───── Supplied data

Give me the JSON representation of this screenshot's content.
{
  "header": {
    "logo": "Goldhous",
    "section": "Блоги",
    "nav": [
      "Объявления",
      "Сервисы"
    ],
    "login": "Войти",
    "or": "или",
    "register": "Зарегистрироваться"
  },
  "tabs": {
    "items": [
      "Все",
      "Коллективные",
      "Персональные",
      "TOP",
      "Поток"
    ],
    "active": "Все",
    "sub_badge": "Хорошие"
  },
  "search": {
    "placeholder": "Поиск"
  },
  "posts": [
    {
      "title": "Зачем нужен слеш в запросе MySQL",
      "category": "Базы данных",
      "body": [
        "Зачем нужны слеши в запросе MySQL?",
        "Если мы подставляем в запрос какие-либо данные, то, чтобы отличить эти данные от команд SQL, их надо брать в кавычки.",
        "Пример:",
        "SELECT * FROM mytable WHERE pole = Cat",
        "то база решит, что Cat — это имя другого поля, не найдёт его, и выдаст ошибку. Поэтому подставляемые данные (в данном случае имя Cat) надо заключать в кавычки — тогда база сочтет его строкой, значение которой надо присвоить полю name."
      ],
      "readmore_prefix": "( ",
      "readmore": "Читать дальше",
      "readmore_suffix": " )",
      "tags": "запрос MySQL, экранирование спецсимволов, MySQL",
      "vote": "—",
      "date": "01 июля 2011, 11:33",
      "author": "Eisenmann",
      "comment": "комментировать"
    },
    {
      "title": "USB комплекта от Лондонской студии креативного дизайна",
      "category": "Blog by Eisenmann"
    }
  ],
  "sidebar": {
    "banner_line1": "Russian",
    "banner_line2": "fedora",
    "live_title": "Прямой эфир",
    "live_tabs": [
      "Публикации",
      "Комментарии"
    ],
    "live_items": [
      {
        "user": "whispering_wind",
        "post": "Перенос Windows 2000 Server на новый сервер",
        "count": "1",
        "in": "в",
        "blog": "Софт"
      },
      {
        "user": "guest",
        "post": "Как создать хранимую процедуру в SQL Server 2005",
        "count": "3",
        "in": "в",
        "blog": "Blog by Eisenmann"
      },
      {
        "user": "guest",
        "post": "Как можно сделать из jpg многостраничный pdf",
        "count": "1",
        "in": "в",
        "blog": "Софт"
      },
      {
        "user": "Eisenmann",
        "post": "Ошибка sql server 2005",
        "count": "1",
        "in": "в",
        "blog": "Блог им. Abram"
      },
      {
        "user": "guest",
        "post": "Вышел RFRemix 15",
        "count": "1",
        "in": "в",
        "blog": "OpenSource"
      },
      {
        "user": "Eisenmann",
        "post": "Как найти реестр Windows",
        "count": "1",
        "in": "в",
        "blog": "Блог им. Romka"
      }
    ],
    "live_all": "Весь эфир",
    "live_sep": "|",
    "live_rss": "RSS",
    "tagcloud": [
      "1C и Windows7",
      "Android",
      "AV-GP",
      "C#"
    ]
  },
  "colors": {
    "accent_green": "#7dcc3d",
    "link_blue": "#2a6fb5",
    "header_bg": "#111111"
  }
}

──────────

**Request**
Produce an exact copy of all the records.

**Exercise answer**
Give me the JSON representation of this screenshot's content.
{
  "header": {
    "logo": "Goldhous",
    "section": "Блоги",
    "nav": [
      "Объявления",
      "Сервисы"
    ],
    "login": "Войти",
    "or": "или",
    "register": "Зарегистрироваться"
  },
  "tabs": {
    "items": [
      "Все",
      "Коллективные",
      "Персональные",
      "TOP",
      "Поток"
    ],
    "active": "Все",
    "sub_badge": "Хорошие"
  },
  "search": {
    "placeholder": "Поиск"
  },
  "posts": [
    {
      "title": "Зачем нужен слеш в запросе MySQL",
      "category": "Базы данных",
      "body": [
        "Зачем нужны слеши в запросе MySQL?",
        "Если мы подставляем в запрос какие-либо данные, то, чтобы отличить эти данные от команд SQL, их надо брать в кавычки.",
        "Пример:",
        "SELECT * FROM mytable WHERE pole = Cat",
        "то база решит, что Cat — это имя другого поля, не найдёт его, и выдаст ошибку. Поэтому подставляемые данные (в данном случае имя Cat) надо заключать в кавычки — тогда база сочтет его строкой, значение которой надо присвоить полю name."
      ],
      "readmore_prefix": "( ",
      "readmore": "Читать дальше",
      "readmore_suffix": " )",
      "tags": "запрос MySQL, экранирование спецсимволов, MySQL",
      "vote": "—",
      "date": "01 июля 2011, 11:33",
      "author": "Eisenmann",
      "comment": "комментировать"
    },
    {
      "title": "USB комплекта от Лондонской студии креативного дизайна",
      "category": "Blog by Eisenmann"
    }
  ],
  "sidebar": {
    "banner_line1": "Russian",
    "banner_line2": "fedora",
    "live_title": "Прямой эфир",
    "live_tabs": [
      "Публикации",
      "Комментарии"
    ],
    "live_items": [
      {
        "user": "whispering_wind",
        "post": "Перенос Windows 2000 Server на новый сервер",
        "count": "1",
        "in": "в",
        "blog": "Софт"
      },
      {
        "user": "guest",
        "post": "Как создать хранимую процедуру в SQL Server 2005",
        "count": "3",
        "in": "в",
        "blog": "Blog by Eisenmann"
      },
      {
        "user": "guest",
        "post": "Как можно сделать из jpg многостраничный pdf",
        "count": "1",
        "in": "в",
        "blog": "Софт"
      },
      {
        "user": "Eisenmann",
        "post": "Ошибка sql server 2005",
        "count": "1",
        "in": "в",
        "blog": "Блог им. Abram"
      },
      {
        "user": "guest",
        "post": "Вышел RFRemix 15",
        "count": "1",
        "in": "в",
        "blog": "OpenSource"
      },
      {
        "user": "Eisenmann",
        "post": "Как найти реестр Windows",
        "count": "1",
        "in": "в",
        "blog": "Блог им. Romka"
      }
    ],
    "live_all": "Весь эфир",
    "live_sep": "|",
    "live_rss": "RSS",
    "tagcloud": [
      "1C и Windows7",
      "Android",
      "AV-GP",
      "C#"
    ]
  },
  "colors": {
    "accent_green": "#7dcc3d",
    "link_blue": "#2a6fb5",
    "header_bg": "#111111"
  }
}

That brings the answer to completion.